[Image layout annotations]

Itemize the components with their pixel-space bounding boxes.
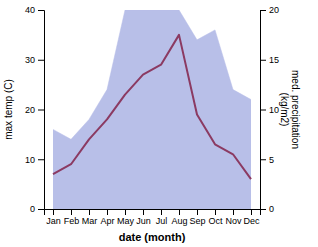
y2-axis-title: med. precipitation(kg/m2): [279, 70, 302, 149]
y-axis: 0 10 20 30 40: [25, 5, 45, 214]
x-axis-tick-mark: [53, 209, 54, 215]
y-axis-tick-mark: [38, 60, 44, 61]
y2-axis-tick-label: 15: [269, 55, 279, 65]
y2-axis-tick-mark: [260, 209, 266, 210]
x-axis-tick-label: Jun: [136, 216, 151, 226]
x-axis-tick-mark: [179, 209, 180, 215]
y-axis-title: max temp (C): [3, 79, 14, 140]
y-axis-tick-mark: [38, 10, 44, 11]
y-axis-line: [38, 11, 45, 210]
x-axis-tick: Mar: [82, 209, 98, 226]
line: [53, 35, 251, 179]
y-axis-tick: 0: [30, 204, 44, 214]
x-axis-tick-label: Mar: [82, 216, 98, 226]
x-axis-tick-label: May: [117, 216, 135, 226]
x-axis-tick-mark: [107, 209, 108, 215]
y-axis-tick-mark: [38, 159, 44, 160]
y-axis-tick-label: 40: [25, 5, 35, 15]
y2-axis-tick: 15: [260, 55, 279, 65]
x-axis-tick-mark: [89, 209, 90, 215]
y-axis-tick: 10: [25, 155, 44, 165]
x-axis-tick: Aug: [171, 209, 187, 226]
y2-axis-title-line: med. precipitation: [290, 70, 301, 149]
x-axis-tick-label: Apr: [100, 216, 114, 226]
y2-axis-tick: 10: [260, 105, 279, 115]
x-axis-title: date (month): [119, 231, 186, 243]
marks: [53, 10, 251, 209]
area-line: [53, 10, 251, 139]
x-axis: JanFebMarAprMayJun JulAugSepOctNovDec: [45, 209, 261, 226]
x-axis-tick-mark: [161, 209, 162, 215]
y2-axis-tick-mark: [260, 110, 266, 111]
x-axis-tick: Jul: [156, 209, 168, 226]
x-axis-tick-label: Jul: [156, 216, 168, 226]
y2-axis-tick-label: 10: [269, 105, 279, 115]
x-axis-tick-mark: [197, 209, 198, 215]
chart: JanFebMarAprMayJun JulAugSepOctNovDec 0 10 2…: [0, 0, 318, 247]
x-axis-tick-label: Aug: [171, 216, 187, 226]
x-axis-tick: May: [117, 209, 135, 226]
x-axis-tick-mark: [233, 209, 234, 215]
y2-axis-tick: 5: [260, 155, 274, 165]
y2-axis: 0 5 10 15 20: [260, 5, 279, 214]
x-axis-tick: Dec: [243, 209, 260, 226]
y2-axis-line: [261, 11, 267, 210]
y-axis-tick-label: 30: [25, 55, 35, 65]
x-axis-tick-label: Jan: [46, 216, 61, 226]
x-axis-tick-label: Dec: [243, 216, 260, 226]
y-axis-tick: 30: [25, 55, 44, 65]
x-axis-tick-mark: [71, 209, 72, 215]
y2-axis-tick: 20: [260, 5, 279, 15]
y-axis-tick-mark: [38, 209, 44, 210]
y-axis-tick-label: 10: [25, 155, 35, 165]
x-axis-tick: Feb: [64, 209, 80, 226]
y2-axis-title-line: (kg/m2): [279, 93, 290, 127]
x-axis-tick-label: Oct: [208, 216, 223, 226]
plot: JanFebMarAprMayJun JulAugSepOctNovDec 0 10 2…: [25, 5, 279, 226]
y-axis-tick-label: 0: [30, 204, 35, 214]
x-axis-tick: Oct: [208, 209, 223, 226]
y2-axis-tick-mark: [260, 159, 266, 160]
y-axis-tick: 40: [25, 5, 44, 15]
y-axis-tick-mark: [38, 110, 44, 111]
x-axis-tick: Apr: [100, 209, 114, 226]
x-axis-tick: Nov: [225, 209, 242, 226]
y-axis-tick-label: 20: [25, 105, 35, 115]
y2-axis-tick-mark: [260, 60, 266, 61]
x-axis-tick: Jan: [46, 209, 61, 226]
x-axis-tick: Sep: [189, 209, 205, 226]
x-axis-tick: Jun: [136, 209, 151, 226]
x-axis-tick-label: Nov: [225, 216, 242, 226]
area: [53, 10, 251, 209]
x-axis-line: [45, 210, 261, 216]
x-axis-tick-label: Sep: [189, 216, 205, 226]
y2-axis-tick-mark: [260, 10, 266, 11]
y2-axis-tick-label: 0: [269, 204, 274, 214]
x-axis-tick-mark: [215, 209, 216, 215]
y-axis-tick: 20: [25, 105, 44, 115]
y2-axis-tick-label: 5: [269, 155, 274, 165]
x-axis-tick-mark: [125, 209, 126, 215]
y2-axis-tick: 0: [260, 204, 274, 214]
y2-axis-tick-label: 20: [269, 5, 279, 15]
x-axis-tick-label: Feb: [64, 216, 80, 226]
x-axis-tick-mark: [251, 209, 252, 215]
x-axis-tick-mark: [143, 209, 144, 215]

* _WRITTEN EXERCISE_:
Recast the listing above as a Markdown table with the columns Row and Line, one numbered row per line and no blank lines. Leave the pictures out.

* _RESULT FOR THIS TASK_:
| Row | Line |
|---|---|
| 1 | Itemize the components with their pixel-space bounding boxes. |
| 2 | y2-axis-title: med. precipitation(kg/m2): [279, 70, 302, 149] |
| 3 | y-axis: 0 10 20 30 40: [25, 5, 45, 214] |
| 4 | x-axis-tick-mark: [53, 209, 54, 215] |
| 5 | y-axis-tick-mark: [38, 60, 44, 61] |
| 6 | y2-axis-tick-label: 15: [269, 55, 279, 65] |
| 7 | y2-axis-tick-mark: [260, 209, 266, 210] |
| 8 | x-axis-tick-label: Jun: [136, 216, 151, 226] |
| 9 | x-axis-tick-mark: [179, 209, 180, 215] |
| 10 | y-axis-title: max temp (C): [3, 79, 14, 140] |
| 11 | y-axis-tick-mark: [38, 10, 44, 11] |
| 12 | y-axis-line: [38, 11, 45, 210] |
| 13 | x-axis-tick: Mar: [82, 209, 98, 226] |
| 14 | line: [53, 35, 251, 179] |
| 15 | y-axis-tick: 0: [30, 204, 44, 214] |
| 16 | x-axis-tick-label: Mar: [82, 216, 98, 226] |
| 17 | x-axis-tick-label: May: [117, 216, 135, 226] |
| 18 | x-axis-tick-mark: [107, 209, 108, 215] |
| 19 | y-axis-tick-mark: [38, 159, 44, 160] |
| 20 | y-axis-tick-label: 40: [25, 5, 35, 15] |
| 21 | y2-axis-tick: 15: [260, 55, 279, 65] |
| 22 | x-axis-tick-mark: [89, 209, 90, 215] |
| 23 | y-axis-tick: 10: [25, 155, 44, 165] |
| 24 | x-axis-tick: Aug: [171, 209, 187, 226] |
| 25 | y2-axis-title-line: med. precipitation: [290, 70, 301, 149] |
| 26 | x-axis-tick-label: Apr: [100, 216, 114, 226] |
| 27 | y2-axis-tick: 10: [260, 105, 279, 115] |
| 28 | x-axis-title: date (month): [119, 231, 186, 243] |
| 29 | marks: [53, 10, 251, 209] |
| 30 | area-line: [53, 10, 251, 139] |
| 31 | x-axis: JanFebMarAprMayJun JulAugSepOctNovDec: [45, 209, 261, 226] |
| 32 | x-axis-tick-mark: [161, 209, 162, 215] |
| 33 | y2-axis-tick-mark: [260, 110, 266, 111] |
| 34 | x-axis-tick: Jul: [156, 209, 168, 226] |
| 35 | x-axis-tick-label: Jul: [156, 216, 168, 226] |
| 36 | y2-axis-tick-label: 10: [269, 105, 279, 115] |
| 37 | x-axis-tick-mark: [197, 209, 198, 215] |
| 38 | chart: JanFebMarAprMayJun JulAugSepOctNovDec 0 10 2…: [0, 0, 318, 247] |
| 39 | x-axis-tick-label: Aug: [171, 216, 187, 226] |
| 40 | x-axis-tick: May: [117, 209, 135, 226] |
| 41 | x-axis-tick-mark: [233, 209, 234, 215] |
| 42 | y2-axis-tick: 5: [260, 155, 274, 165] |
| 43 | y2-axis: 0 5 10 15 20: [260, 5, 279, 214] |
| 44 | x-axis-tick: Dec: [243, 209, 260, 226] |
| 45 | y2-axis-line: [261, 11, 267, 210] |
| 46 | y-axis-tick-label: 30: [25, 55, 35, 65] |
| 47 | x-axis-tick-label: Jan: [46, 216, 61, 226] |
| 48 | x-axis-tick-label: Dec: [243, 216, 260, 226] |
| 49 | y-axis-tick: 30: [25, 55, 44, 65] |
| 50 | x-axis-tick-mark: [71, 209, 72, 215] |
| 51 | y2-axis-tick: 20: [260, 5, 279, 15] |
| 52 | y-axis-tick-mark: [38, 209, 44, 210] |
| 53 | y-axis-tick-label: 10: [25, 155, 35, 165] |
| 54 | x-axis-tick: Feb: [64, 209, 80, 226] |
| 55 | y2-axis-title-line: (kg/m2): [279, 93, 290, 127] |
| 56 | x-axis-tick-label: Oct: [208, 216, 223, 226] |
| 57 | plot: JanFebMarAprMayJun JulAugSepOctNovDec 0 10 2…: [25, 5, 279, 226] |
| 58 | y-axis-tick-label: 0: [30, 204, 35, 214] |
| 59 | x-axis-tick: Oct: [208, 209, 223, 226] |
| 60 | y2-axis-tick-mark: [260, 159, 266, 160] |
| 61 | y-axis-tick: 40: [25, 5, 44, 15] |
| 62 | y-axis-tick-mark: [38, 110, 44, 111] |
| 63 | x-axis-tick: Apr: [100, 209, 114, 226] |
| 64 | x-axis-tick: Nov: [225, 209, 242, 226] |
| 65 | y-axis-tick-label: 20: [25, 105, 35, 115] |
| 66 | y2-axis-tick-mark: [260, 60, 266, 61] |
| 67 | x-axis-tick: Jan: [46, 209, 61, 226] |
| 68 | x-axis-tick: Sep: [189, 209, 205, 226] |
| 69 | x-axis-tick: Jun: [136, 209, 151, 226] |
| 70 | x-axis-tick-label: Nov: [225, 216, 242, 226] |
| 71 | area: [53, 10, 251, 209] |
| 72 | x-axis-line: [45, 210, 261, 216] |
| 73 | x-axis-tick-label: Sep: [189, 216, 205, 226] |
| 74 | y2-axis-tick-mark: [260, 10, 266, 11] |
| 75 | y2-axis-tick-label: 0: [269, 204, 274, 214] |
| 76 | x-axis-tick-mark: [215, 209, 216, 215] |
| 77 | y-axis-tick: 20: [25, 105, 44, 115] |
| 78 | y2-axis-tick-label: 5: [269, 155, 274, 165] |
| 79 | x-axis-tick-mark: [125, 209, 126, 215] |
| 80 | y2-axis-tick: 0: [260, 204, 274, 214] |
| 81 | y2-axis-tick-label: 20: [269, 5, 279, 15] |
| 82 | x-axis-tick-label: Feb: [64, 216, 80, 226] |
| 83 | x-axis-tick-mark: [251, 209, 252, 215] |
| 84 | x-axis-tick-mark: [143, 209, 144, 215] |